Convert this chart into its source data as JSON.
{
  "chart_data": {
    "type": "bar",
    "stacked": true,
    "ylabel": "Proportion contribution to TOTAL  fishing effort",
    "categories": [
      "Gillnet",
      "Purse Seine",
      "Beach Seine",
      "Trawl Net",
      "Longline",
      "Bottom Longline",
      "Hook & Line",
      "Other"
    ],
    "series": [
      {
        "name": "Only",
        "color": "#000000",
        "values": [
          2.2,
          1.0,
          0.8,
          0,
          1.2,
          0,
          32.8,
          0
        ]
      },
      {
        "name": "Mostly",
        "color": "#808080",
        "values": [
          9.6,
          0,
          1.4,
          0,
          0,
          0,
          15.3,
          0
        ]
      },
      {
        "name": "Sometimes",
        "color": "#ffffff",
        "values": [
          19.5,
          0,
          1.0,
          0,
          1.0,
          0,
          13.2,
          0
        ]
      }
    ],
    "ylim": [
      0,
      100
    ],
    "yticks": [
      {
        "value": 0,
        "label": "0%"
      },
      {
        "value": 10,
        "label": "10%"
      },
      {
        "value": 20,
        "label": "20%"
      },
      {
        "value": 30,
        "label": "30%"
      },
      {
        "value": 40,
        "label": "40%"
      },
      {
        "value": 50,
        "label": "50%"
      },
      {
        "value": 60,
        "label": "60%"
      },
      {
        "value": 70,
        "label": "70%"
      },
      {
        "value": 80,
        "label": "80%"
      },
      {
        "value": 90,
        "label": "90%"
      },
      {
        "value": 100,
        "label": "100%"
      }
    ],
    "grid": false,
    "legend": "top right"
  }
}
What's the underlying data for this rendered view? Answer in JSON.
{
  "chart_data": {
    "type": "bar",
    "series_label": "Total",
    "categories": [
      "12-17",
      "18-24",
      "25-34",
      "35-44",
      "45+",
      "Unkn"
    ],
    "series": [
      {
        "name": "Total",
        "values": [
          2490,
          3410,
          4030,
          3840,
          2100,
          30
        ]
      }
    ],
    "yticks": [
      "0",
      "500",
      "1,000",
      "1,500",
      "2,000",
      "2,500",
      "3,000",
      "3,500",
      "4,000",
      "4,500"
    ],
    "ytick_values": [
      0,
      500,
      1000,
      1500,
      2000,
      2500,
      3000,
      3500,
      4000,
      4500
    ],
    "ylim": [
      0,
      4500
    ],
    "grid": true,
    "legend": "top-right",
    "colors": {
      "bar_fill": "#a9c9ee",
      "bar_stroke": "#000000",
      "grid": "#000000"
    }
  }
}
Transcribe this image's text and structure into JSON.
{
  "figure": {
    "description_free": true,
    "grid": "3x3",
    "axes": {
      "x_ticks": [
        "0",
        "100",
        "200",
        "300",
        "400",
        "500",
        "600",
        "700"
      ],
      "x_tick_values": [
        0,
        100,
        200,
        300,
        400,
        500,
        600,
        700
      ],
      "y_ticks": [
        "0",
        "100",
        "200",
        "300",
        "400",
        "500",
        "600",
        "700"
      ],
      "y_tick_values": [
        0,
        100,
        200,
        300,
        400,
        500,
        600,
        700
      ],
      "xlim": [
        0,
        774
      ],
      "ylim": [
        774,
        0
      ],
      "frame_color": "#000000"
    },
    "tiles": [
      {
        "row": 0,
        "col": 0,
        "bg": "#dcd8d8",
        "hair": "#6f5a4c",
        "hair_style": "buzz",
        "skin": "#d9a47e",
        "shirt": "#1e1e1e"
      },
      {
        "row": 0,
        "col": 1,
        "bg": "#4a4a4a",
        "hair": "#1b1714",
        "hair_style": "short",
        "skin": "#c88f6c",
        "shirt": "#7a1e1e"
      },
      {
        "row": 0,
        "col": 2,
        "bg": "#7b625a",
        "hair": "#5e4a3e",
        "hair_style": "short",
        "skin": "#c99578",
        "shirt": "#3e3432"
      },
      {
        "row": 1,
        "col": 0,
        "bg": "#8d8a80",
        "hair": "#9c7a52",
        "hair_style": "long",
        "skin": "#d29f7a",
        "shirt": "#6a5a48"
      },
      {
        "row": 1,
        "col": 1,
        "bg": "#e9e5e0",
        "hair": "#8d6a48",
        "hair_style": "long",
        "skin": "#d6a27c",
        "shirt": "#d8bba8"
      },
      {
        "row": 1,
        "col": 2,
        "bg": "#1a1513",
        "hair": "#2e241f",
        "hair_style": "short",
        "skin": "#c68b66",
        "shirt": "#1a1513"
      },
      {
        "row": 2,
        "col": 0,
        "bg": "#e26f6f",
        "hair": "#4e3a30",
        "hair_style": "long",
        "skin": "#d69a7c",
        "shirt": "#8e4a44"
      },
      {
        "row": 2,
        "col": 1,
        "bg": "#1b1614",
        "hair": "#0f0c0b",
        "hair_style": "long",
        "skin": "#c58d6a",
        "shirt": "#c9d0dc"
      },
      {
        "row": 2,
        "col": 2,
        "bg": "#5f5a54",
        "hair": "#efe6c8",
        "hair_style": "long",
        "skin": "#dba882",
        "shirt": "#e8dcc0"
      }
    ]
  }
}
.....
» What to do
Using the data above, return each line exactly as written.

» Solution
Convert this chart into its source data as JSON.
{
  "chart_data": {
    "type": "bar",
    "stacked": true,
    "ylabel": "Proportion contribution to TOTAL  fishing effort",
    "categories": [
      "Gillnet",
      "Purse Seine",
      "Beach Seine",
      "Trawl Net",
      "Longline",
      "Bottom Longline",
      "Hook & Line",
      "Other"
    ],
    "series": [
      {
        "name": "Only",
        "color": "#000000",
        "values": [
          2.2,
          1.0,
          0.8,
          0,
          1.2,
          0,
          32.8,
          0
        ]
      },
      {
        "name": "Mostly",
        "color": "#808080",
        "values": [
          9.6,
          0,
          1.4,
          0,
          0,
          0,
          15.3,
          0
        ]
      },
      {
        "name": "Sometimes",
        "color": "#ffffff",
        "values": [
          19.5,
          0,
          1.0,
          0,
          1.0,
          0,
          13.2,
          0
        ]
      }
    ],
    "ylim": [
      0,
      100
    ],
    "yticks": [
      {
        "value": 0,
        "label": "0%"
      },
      {
        "value": 10,
        "label": "10%"
      },
      {
        "value": 20,
        "label": "20%"
      },
      {
        "value": 30,
        "label": "30%"
      },
      {
        "value": 40,
        "label": "40%"
      },
      {
        "value": 50,
        "label": "50%"
      },
      {
        "value": 60,
        "label": "60%"
      },
      {
        "value": 70,
        "label": "70%"
      },
      {
        "value": 80,
        "label": "80%"
      },
      {
        "value": 90,
        "label": "90%"
      },
      {
        "value": 100,
        "label": "100%"
      }
    ],
    "grid": false,
    "legend": "top right"
  }
}
What's the underlying data for this rendered view? Answer in JSON.
{
  "chart_data": {
    "type": "bar",
    "series_label": "Total",
    "categories": [
      "12-17",
      "18-24",
      "25-34",
      "35-44",
      "45+",
      "Unkn"
    ],
    "series": [
      {
        "name": "Total",
        "values": [
          2490,
          3410,
          4030,
          3840,
          2100,
          30
        ]
      }
    ],
    "yticks": [
      "0",
      "500",
      "1,000",
      "1,500",
      "2,000",
      "2,500",
      "3,000",
      "3,500",
      "4,000",
      "4,500"
    ],
    "ytick_values": [
      0,
      500,
      1000,
      1500,
      2000,
      2500,
      3000,
      3500,
      4000,
      4500
    ],
    "ylim": [
      0,
      4500
    ],
    "grid": true,
    "legend": "top-right",
    "colors": {
      "bar_fill": "#a9c9ee",
      "bar_stroke": "#000000",
      "grid": "#000000"
    }
  }
}
Transcribe this image's text and structure into JSON.
{
  "figure": {
    "description_free": true,
    "grid": "3x3",
    "axes": {
      "x_ticks": [
        "0",
        "100",
        "200",
        "300",
        "400",
        "500",
        "600",
        "700"
      ],
      "x_tick_values": [
        0,
        100,
        200,
        300,
        400,
        500,
        600,
        700
      ],
      "y_ticks": [
        "0",
        "100",
        "200",
        "300",
        "400",
        "500",
        "600",
        "700"
      ],
      "y_tick_values": [
        0,
        100,
        200,
        300,
        400,
        500,
        600,
        700
      ],
      "xlim": [
        0,
        774
      ],
      "ylim": [
        774,
        0
      ],
      "frame_color": "#000000"
    },
    "tiles": [
      {
        "row": 0,
        "col": 0,
        "bg": "#dcd8d8",
        "hair": "#6f5a4c",
        "hair_style": "buzz",
        "skin": "#d9a47e",
        "shirt": "#1e1e1e"
      },
      {
        "row": 0,
        "col": 1,
        "bg": "#4a4a4a",
        "hair": "#1b1714",
        "hair_style": "short",
        "skin": "#c88f6c",
        "shirt": "#7a1e1e"
      },
      {
        "row": 0,
        "col": 2,
        "bg": "#7b625a",
        "hair": "#5e4a3e",
        "hair_style": "short",
        "skin": "#c99578",
        "shirt": "#3e3432"
      },
      {
        "row": 1,
        "col": 0,
        "bg": "#8d8a80",
        "hair": "#9c7a52",
        "hair_style": "long",
        "skin": "#d29f7a",
        "shirt": "#6a5a48"
      },
      {
        "row": 1,
        "col": 1,
        "bg": "#e9e5e0",
        "hair": "#8d6a48",
        "hair_style": "long",
        "skin": "#d6a27c",
        "shirt": "#d8bba8"
      },
      {
        "row": 1,
        "col": 2,
        "bg": "#1a1513",
        "hair": "#2e241f",
        "hair_style": "short",
        "skin": "#c68b66",
        "shirt": "#1a1513"
      },
      {
        "row": 2,
        "col": 0,
        "bg": "#e26f6f",
        "hair": "#4e3a30",
        "hair_style": "long",
        "skin": "#d69a7c",
        "shirt": "#8e4a44"
      },
      {
        "row": 2,
        "col": 1,
        "bg": "#1b1614",
        "hair": "#0f0c0b",
        "hair_style": "long",
        "skin": "#c58d6a",
        "shirt": "#c9d0dc"
      },
      {
        "row": 2,
        "col": 2,
        "bg": "#5f5a54",
        "hair": "#efe6c8",
        "hair_style": "long",
        "skin": "#dba882",
        "shirt": "#e8dcc0"
      }
    ]
  }
}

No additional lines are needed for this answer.